[Entries with figure data]
+===+

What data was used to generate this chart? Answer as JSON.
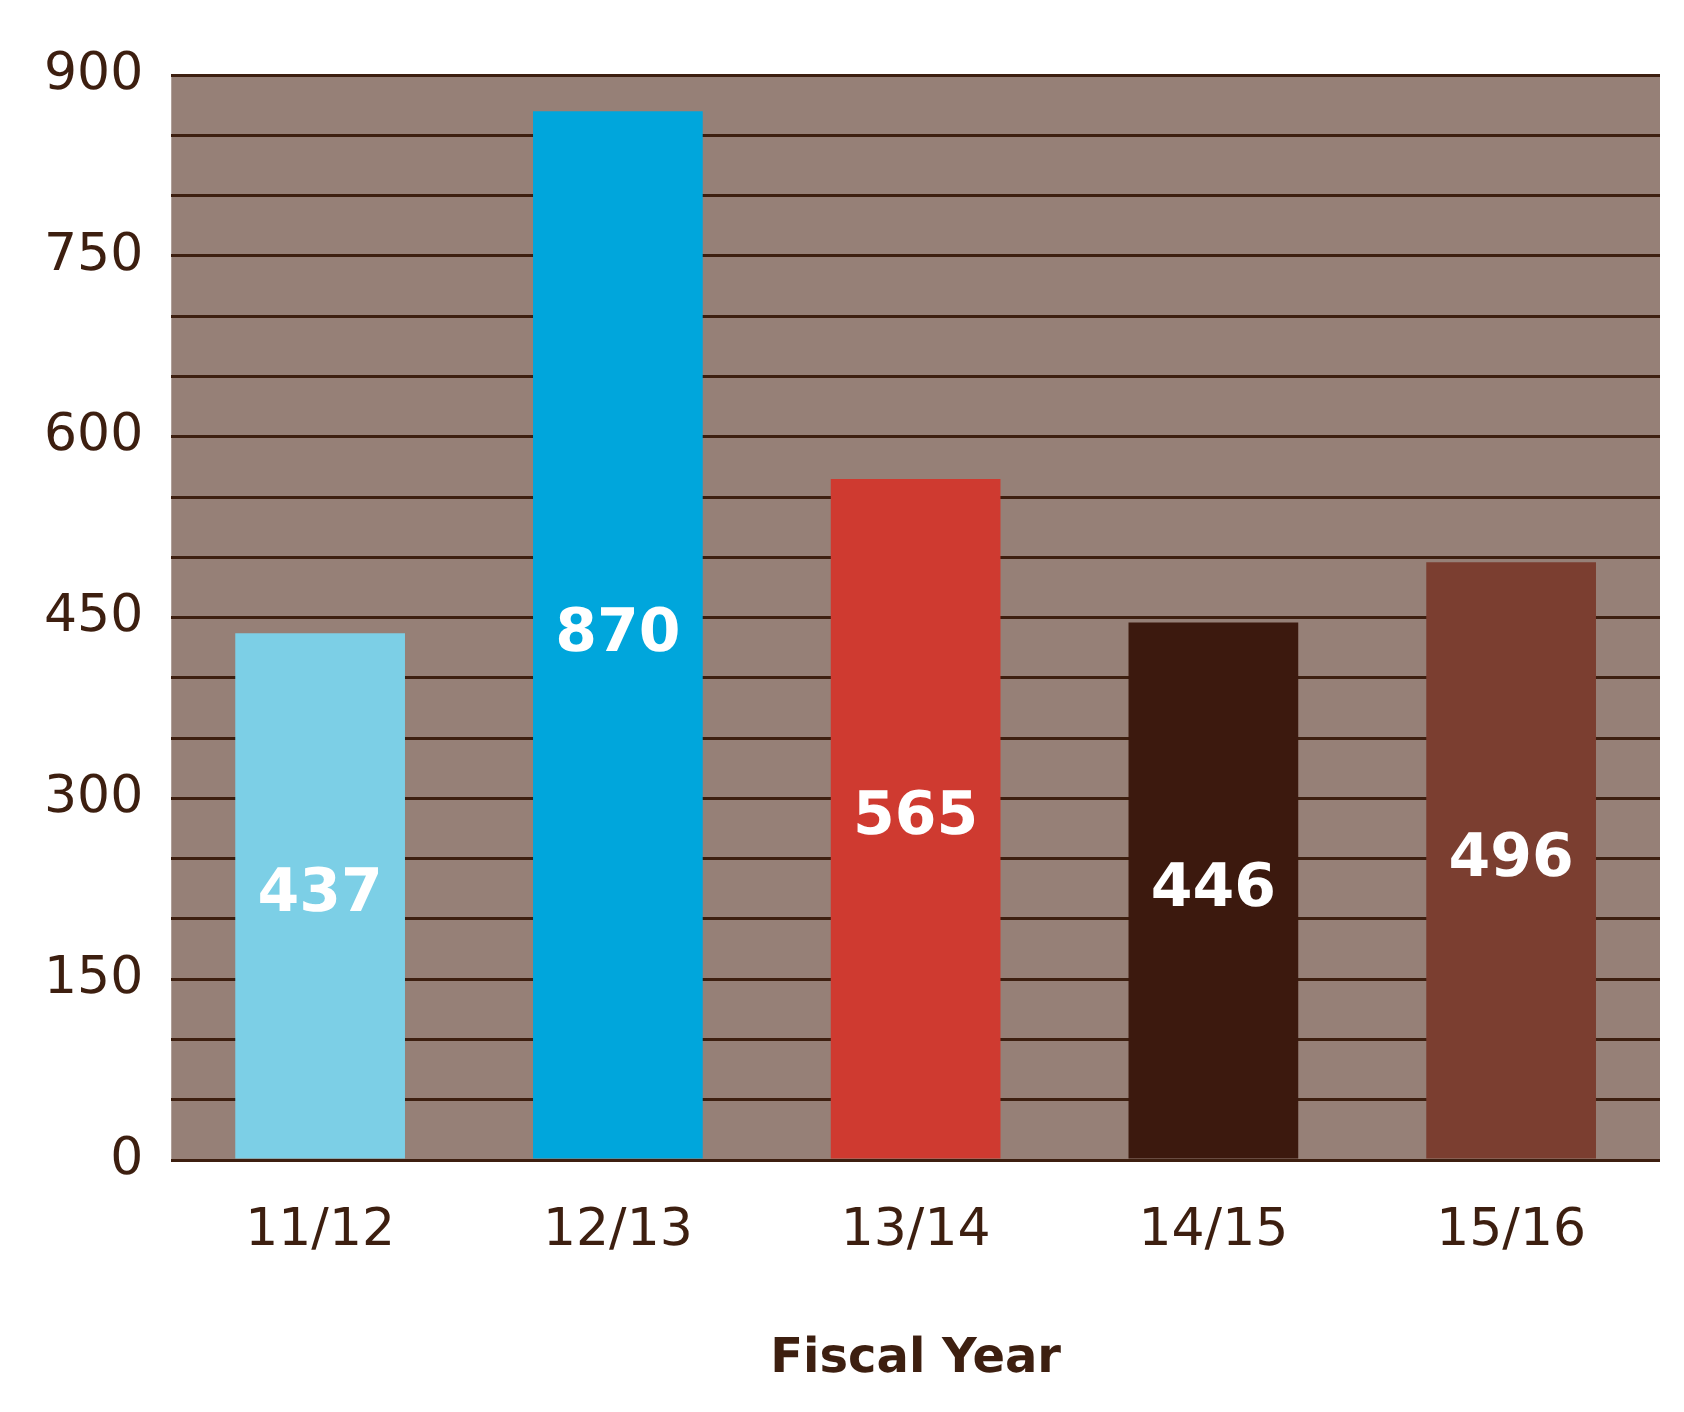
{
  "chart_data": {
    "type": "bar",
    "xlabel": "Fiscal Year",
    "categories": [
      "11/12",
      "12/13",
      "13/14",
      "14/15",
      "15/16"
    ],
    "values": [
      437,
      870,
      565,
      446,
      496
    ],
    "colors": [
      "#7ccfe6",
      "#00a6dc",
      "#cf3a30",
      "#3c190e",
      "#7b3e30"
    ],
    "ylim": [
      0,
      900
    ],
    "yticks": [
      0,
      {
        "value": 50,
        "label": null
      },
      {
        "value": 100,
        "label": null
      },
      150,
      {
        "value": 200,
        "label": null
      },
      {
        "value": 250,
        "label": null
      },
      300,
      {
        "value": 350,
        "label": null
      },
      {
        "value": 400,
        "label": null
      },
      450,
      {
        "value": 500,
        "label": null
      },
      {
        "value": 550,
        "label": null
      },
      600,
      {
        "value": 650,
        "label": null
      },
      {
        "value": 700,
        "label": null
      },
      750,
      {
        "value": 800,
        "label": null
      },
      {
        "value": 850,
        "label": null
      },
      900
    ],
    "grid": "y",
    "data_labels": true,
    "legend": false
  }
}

+===+

The records shown above are to be repeated exactly, with the pictures left out.

What data was used to generate this chart? Answer as JSON.
{
  "chart_data": {
    "type": "bar",
    "xlabel": "Fiscal Year",
    "categories": [
      "11/12",
      "12/13",
      "13/14",
      "14/15",
      "15/16"
    ],
    "values": [
      437,
      870,
      565,
      446,
      496
    ],
    "colors": [
      "#7ccfe6",
      "#00a6dc",
      "#cf3a30",
      "#3c190e",
      "#7b3e30"
    ],
    "ylim": [
      0,
      900
    ],
    "yticks": [
      0,
      {
        "value": 50,
        "label": null
      },
      {
        "value": 100,
        "label": null
      },
      150,
      {
        "value": 200,
        "label": null
      },
      {
        "value": 250,
        "label": null
      },
      300,
      {
        "value": 350,
        "label": null
      },
      {
        "value": 400,
        "label": null
      },
      450,
      {
        "value": 500,
        "label": null
      },
      {
        "value": 550,
        "label": null
      },
      600,
      {
        "value": 650,
        "label": null
      },
      {
        "value": 700,
        "label": null
      },
      750,
      {
        "value": 800,
        "label": null
      },
      {
        "value": 850,
        "label": null
      },
      900
    ],
    "grid": "y",
    "data_labels": true,
    "legend": false
  }
}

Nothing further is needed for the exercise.